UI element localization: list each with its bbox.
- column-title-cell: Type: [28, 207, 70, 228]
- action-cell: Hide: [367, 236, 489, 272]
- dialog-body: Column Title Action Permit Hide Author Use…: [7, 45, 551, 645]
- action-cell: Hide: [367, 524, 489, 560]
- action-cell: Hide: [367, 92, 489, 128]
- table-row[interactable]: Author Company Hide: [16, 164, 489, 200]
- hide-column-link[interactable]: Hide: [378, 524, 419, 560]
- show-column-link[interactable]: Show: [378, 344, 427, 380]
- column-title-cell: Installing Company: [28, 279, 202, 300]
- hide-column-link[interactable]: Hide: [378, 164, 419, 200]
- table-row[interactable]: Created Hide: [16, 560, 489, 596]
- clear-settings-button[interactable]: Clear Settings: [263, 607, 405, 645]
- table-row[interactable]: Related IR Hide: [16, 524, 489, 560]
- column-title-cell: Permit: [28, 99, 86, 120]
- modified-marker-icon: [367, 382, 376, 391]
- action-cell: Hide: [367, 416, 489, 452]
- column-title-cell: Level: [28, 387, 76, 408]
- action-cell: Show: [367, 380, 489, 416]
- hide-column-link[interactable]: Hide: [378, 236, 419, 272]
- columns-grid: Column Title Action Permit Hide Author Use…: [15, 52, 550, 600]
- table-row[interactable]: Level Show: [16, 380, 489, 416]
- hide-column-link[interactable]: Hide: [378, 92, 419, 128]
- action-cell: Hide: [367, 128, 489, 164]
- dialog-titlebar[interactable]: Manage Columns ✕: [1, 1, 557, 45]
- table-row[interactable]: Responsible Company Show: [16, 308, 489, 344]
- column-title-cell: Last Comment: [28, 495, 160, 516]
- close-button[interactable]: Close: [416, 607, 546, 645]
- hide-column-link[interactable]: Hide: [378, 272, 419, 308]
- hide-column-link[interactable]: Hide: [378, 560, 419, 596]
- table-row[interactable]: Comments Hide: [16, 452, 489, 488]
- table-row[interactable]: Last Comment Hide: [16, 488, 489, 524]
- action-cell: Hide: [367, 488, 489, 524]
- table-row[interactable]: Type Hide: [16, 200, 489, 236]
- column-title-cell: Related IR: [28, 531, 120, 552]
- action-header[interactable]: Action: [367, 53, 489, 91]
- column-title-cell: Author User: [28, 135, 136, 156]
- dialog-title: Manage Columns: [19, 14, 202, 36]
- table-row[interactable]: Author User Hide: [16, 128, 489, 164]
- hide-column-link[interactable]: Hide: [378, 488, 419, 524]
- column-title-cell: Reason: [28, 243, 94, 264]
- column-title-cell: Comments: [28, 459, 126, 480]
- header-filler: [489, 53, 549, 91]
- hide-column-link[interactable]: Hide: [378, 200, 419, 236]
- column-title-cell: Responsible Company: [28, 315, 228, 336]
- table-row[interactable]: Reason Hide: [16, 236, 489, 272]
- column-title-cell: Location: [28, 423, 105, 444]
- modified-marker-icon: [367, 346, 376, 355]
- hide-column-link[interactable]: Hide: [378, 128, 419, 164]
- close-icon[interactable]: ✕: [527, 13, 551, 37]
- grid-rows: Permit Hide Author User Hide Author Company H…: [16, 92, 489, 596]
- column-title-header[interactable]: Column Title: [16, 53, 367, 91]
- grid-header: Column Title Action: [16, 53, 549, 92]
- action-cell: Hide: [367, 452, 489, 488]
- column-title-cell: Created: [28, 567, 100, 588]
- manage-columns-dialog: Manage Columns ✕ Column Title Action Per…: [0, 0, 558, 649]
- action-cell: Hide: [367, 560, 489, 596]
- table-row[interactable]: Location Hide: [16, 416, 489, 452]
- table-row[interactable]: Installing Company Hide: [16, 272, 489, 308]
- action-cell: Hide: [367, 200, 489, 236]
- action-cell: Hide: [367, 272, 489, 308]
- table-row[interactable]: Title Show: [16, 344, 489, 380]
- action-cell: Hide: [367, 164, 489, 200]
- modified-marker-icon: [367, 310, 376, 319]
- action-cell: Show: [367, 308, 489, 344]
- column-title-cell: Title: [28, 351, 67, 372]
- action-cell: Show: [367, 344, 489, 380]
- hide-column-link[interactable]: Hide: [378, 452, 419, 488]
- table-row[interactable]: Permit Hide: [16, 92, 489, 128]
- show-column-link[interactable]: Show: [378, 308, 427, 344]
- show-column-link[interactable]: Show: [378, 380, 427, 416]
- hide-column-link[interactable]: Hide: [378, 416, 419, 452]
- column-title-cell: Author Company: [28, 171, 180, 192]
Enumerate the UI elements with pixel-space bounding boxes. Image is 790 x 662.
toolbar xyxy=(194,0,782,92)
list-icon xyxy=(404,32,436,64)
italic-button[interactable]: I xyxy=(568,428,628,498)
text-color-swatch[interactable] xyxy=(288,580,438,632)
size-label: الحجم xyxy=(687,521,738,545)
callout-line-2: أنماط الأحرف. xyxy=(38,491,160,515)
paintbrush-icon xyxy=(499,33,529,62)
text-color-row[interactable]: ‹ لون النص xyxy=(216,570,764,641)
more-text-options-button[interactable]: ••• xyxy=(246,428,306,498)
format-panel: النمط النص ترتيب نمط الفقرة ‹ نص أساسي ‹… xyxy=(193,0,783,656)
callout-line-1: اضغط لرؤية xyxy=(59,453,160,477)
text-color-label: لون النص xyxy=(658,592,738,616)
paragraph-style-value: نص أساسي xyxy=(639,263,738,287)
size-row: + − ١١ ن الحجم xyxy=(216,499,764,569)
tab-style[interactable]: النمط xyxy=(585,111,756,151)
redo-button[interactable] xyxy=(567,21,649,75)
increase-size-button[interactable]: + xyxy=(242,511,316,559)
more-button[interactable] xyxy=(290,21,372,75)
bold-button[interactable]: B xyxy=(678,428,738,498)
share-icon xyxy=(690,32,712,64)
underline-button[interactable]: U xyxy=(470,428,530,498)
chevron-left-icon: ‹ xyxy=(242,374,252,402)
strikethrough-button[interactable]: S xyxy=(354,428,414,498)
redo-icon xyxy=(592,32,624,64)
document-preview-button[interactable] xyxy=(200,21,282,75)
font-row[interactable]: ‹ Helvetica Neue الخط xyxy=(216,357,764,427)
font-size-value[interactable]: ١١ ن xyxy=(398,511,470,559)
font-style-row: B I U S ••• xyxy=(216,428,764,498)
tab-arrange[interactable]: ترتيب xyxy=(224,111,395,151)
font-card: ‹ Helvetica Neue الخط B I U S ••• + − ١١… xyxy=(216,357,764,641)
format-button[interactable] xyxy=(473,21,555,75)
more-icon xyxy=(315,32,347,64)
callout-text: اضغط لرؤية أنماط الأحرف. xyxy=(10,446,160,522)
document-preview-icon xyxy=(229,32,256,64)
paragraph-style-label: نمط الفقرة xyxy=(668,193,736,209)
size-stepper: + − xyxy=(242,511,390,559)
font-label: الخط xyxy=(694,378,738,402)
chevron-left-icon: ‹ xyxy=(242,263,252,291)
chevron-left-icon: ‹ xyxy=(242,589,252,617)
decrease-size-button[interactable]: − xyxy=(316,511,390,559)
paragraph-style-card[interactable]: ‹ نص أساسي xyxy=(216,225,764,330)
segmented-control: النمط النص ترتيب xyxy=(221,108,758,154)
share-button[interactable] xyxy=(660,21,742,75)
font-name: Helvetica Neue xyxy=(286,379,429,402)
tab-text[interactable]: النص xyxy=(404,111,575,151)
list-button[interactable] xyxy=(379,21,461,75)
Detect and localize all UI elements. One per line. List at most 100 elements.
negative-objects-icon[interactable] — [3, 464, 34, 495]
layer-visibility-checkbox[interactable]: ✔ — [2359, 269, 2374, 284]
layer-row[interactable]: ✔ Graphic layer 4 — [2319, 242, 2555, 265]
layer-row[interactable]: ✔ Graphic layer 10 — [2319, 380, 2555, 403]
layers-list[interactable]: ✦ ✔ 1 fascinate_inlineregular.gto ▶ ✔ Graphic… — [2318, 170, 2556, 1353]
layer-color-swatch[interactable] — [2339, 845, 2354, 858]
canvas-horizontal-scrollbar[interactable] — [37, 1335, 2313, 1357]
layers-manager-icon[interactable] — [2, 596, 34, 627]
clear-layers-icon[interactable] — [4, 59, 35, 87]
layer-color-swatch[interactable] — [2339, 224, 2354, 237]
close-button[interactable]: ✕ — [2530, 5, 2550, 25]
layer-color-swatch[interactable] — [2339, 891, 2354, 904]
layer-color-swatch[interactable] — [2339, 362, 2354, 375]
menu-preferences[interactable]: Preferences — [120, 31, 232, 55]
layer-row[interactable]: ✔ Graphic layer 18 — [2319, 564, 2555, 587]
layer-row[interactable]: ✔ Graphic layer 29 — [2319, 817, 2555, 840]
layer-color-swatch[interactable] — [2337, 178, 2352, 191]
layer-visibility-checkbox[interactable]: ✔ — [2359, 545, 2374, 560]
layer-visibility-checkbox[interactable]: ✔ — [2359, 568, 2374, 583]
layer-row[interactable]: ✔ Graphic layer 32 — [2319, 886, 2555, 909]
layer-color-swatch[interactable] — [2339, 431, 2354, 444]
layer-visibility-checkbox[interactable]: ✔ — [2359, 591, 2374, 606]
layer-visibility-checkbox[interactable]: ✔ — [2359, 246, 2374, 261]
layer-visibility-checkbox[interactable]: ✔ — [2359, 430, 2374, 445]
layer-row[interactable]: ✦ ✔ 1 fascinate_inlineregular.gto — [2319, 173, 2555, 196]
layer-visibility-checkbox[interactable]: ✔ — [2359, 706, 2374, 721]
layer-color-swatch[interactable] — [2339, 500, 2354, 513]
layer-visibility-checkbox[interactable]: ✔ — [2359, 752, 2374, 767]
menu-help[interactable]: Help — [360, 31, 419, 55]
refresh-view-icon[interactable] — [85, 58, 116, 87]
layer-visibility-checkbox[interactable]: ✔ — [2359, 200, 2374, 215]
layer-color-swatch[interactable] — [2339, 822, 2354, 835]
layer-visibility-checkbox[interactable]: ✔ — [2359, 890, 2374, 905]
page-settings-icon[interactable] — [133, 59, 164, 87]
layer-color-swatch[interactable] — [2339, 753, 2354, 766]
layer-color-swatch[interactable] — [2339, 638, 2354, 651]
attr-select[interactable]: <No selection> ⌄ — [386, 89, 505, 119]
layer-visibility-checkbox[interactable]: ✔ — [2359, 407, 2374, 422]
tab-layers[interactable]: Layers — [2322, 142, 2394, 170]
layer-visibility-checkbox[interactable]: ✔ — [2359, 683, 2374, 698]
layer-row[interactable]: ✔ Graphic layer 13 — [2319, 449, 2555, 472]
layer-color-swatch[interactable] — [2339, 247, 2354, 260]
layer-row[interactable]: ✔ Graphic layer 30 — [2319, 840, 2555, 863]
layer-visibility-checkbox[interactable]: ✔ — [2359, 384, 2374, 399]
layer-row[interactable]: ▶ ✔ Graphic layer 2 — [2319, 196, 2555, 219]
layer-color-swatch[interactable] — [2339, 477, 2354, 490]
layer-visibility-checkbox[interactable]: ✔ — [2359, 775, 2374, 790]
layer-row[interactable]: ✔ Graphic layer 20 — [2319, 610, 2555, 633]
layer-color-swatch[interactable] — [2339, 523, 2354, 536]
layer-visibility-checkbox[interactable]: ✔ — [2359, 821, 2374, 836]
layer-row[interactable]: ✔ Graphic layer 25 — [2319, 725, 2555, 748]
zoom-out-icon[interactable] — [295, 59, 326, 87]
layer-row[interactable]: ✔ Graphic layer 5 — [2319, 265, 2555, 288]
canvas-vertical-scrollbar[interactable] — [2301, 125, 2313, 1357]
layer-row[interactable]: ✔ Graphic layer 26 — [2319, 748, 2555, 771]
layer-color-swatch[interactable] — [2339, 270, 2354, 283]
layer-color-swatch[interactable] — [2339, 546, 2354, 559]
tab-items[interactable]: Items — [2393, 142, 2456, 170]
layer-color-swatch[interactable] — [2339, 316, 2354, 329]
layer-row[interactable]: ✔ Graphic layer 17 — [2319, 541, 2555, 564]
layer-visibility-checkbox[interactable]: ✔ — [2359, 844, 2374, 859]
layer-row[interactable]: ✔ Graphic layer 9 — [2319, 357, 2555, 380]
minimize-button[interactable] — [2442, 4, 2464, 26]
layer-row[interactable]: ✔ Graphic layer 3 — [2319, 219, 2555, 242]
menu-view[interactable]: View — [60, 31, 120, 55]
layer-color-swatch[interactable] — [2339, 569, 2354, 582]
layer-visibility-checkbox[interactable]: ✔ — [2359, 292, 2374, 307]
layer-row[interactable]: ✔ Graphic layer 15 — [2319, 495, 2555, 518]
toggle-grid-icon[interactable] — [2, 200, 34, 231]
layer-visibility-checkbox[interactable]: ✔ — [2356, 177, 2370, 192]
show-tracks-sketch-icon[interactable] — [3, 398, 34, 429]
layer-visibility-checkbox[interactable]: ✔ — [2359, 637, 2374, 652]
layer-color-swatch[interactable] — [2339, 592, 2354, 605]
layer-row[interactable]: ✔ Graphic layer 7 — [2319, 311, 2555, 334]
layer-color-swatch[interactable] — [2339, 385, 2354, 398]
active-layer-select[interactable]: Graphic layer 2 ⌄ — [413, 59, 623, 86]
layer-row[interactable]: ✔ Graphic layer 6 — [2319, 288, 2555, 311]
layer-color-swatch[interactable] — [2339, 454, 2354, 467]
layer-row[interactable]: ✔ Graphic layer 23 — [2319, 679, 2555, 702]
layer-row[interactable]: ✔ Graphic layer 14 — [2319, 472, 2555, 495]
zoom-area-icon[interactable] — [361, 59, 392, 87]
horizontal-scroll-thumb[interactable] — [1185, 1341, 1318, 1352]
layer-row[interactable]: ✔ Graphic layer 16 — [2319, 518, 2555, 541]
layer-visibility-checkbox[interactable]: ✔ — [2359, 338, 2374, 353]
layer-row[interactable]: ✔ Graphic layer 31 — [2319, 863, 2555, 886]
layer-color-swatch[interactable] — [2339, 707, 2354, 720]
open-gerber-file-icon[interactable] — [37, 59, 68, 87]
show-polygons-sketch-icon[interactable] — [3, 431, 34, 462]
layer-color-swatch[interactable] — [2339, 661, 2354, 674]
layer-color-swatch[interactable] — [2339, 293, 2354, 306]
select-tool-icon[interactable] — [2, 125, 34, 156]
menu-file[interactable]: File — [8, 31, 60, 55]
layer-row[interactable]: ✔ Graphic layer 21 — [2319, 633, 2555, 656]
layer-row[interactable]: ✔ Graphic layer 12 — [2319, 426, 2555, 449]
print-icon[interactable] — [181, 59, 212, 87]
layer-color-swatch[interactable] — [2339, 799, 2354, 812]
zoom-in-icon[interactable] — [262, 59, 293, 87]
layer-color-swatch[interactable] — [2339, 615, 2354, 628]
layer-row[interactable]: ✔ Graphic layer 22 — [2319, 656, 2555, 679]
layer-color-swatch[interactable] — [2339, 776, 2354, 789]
------------------------
• [WHAT YOU NEED TO DO]: Pull out every line above that contains the string "header". Case counts.

• [TASK OUTPUT]:
- action-header[interactable]: Action: [367, 53, 489, 91]
- header-filler: [489, 53, 549, 91]
- column-title-header[interactable]: Column Title: [16, 53, 367, 91]
- grid-header: Column Title Action: [16, 53, 549, 92]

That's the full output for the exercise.